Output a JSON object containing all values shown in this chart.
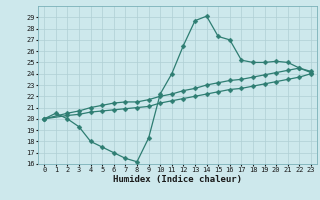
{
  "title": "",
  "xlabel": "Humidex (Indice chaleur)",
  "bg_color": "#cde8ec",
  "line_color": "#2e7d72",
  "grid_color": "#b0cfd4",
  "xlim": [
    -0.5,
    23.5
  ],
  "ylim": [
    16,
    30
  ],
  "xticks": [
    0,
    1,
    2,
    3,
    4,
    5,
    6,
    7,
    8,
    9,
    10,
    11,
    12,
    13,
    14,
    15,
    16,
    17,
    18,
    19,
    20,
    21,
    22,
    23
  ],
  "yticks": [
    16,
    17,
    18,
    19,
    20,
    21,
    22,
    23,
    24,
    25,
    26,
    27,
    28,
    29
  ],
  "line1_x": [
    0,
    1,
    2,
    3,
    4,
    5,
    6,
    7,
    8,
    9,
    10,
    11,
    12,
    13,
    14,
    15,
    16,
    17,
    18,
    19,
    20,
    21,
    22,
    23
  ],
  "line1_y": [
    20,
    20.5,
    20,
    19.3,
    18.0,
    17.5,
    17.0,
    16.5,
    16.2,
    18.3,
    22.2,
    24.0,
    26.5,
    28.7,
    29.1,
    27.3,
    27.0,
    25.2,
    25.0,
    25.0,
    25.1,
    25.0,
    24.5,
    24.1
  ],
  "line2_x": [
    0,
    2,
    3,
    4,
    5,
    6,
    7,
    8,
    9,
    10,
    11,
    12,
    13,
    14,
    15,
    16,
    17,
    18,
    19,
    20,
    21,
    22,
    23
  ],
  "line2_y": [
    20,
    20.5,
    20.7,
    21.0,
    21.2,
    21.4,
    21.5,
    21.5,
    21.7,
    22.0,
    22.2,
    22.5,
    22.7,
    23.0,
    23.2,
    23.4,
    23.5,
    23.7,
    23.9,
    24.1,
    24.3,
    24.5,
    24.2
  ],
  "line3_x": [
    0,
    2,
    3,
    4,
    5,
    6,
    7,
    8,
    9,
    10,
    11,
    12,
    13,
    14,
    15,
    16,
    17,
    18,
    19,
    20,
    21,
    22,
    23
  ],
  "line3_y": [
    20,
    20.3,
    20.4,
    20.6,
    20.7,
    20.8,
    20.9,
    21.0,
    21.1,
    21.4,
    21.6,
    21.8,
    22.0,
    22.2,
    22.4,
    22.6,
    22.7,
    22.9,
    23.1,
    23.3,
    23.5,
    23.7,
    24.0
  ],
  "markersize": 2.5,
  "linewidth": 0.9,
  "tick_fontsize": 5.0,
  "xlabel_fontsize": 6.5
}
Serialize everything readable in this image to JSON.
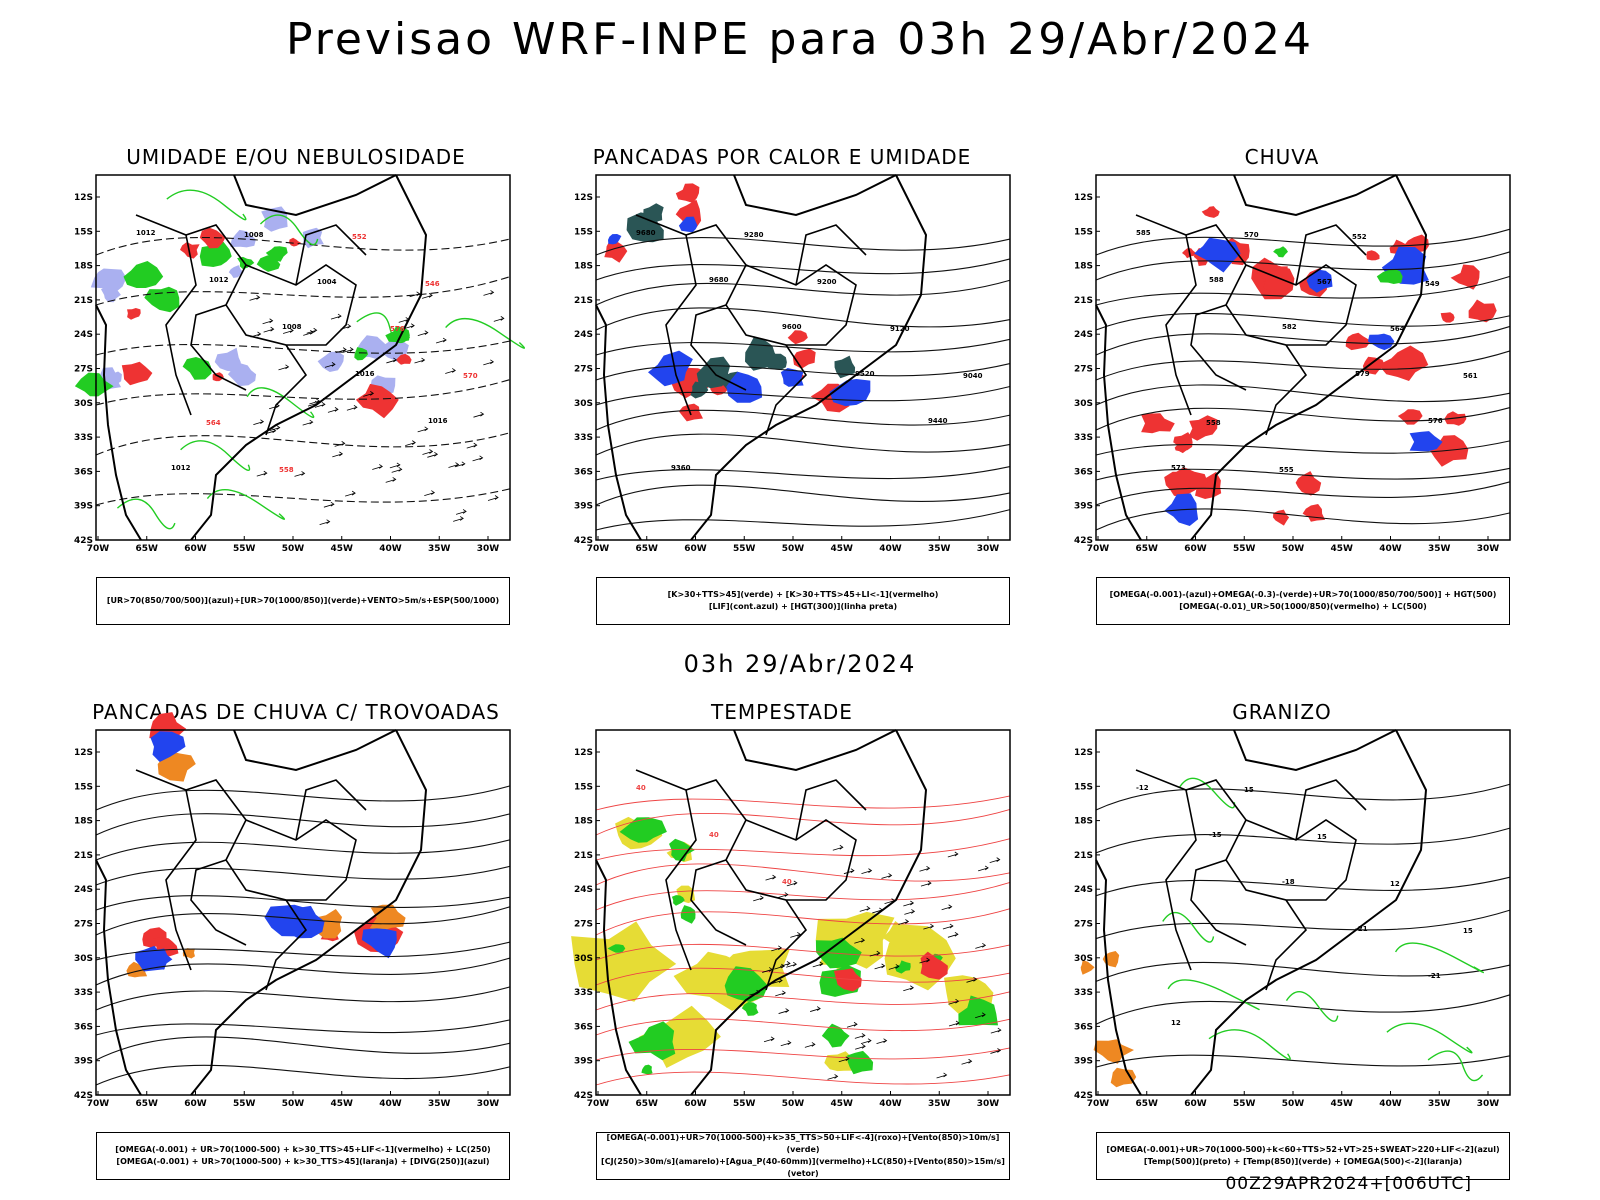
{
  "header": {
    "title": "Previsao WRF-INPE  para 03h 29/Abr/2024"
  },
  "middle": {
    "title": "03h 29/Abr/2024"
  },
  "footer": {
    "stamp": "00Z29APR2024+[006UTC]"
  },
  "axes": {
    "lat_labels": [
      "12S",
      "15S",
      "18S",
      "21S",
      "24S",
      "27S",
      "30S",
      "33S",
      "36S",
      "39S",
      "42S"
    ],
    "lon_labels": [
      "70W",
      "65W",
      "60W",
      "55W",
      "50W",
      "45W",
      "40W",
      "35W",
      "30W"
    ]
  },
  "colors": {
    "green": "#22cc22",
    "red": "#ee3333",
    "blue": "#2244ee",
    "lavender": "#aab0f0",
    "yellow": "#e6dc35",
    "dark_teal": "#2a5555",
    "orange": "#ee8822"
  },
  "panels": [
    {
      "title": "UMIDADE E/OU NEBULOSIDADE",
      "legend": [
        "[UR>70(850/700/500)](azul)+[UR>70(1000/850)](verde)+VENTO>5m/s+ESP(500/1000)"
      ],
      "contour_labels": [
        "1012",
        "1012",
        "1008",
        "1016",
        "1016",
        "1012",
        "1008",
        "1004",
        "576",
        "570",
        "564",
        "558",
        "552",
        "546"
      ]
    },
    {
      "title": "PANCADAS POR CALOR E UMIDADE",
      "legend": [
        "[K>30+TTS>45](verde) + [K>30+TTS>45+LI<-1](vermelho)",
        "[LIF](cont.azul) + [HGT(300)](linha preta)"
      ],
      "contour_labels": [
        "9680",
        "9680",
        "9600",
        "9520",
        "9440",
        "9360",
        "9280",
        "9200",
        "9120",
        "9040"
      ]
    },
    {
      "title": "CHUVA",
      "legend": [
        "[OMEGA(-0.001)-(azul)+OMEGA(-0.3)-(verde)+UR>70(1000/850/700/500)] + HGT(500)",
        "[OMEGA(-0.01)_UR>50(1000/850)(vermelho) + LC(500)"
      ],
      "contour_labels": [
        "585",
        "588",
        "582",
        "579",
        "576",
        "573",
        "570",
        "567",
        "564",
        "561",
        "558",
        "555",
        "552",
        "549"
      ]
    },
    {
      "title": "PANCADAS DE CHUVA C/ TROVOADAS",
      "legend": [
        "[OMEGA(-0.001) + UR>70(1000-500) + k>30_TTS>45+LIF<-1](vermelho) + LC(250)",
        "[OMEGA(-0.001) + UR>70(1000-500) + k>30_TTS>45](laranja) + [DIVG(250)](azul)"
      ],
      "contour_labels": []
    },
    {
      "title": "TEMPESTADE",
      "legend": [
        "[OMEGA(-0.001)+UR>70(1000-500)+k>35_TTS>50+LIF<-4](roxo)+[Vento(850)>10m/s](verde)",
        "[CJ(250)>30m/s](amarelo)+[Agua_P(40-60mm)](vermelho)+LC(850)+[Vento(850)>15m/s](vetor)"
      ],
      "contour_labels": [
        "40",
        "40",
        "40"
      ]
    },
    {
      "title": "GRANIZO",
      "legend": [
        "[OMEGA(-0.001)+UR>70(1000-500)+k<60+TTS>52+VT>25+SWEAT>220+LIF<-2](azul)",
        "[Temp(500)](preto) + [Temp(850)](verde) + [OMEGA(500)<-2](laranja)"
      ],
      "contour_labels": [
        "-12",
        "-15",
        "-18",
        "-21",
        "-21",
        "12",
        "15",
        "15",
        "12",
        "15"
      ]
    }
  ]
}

• Problem requirements: Look above for every line with the word "PANCADAS" and copy it.

• Answer to this exercise:
      "title": "PANCADAS POR CALOR E UMIDADE",
      "title": "PANCADAS DE CHUVA C/ TROVOADAS",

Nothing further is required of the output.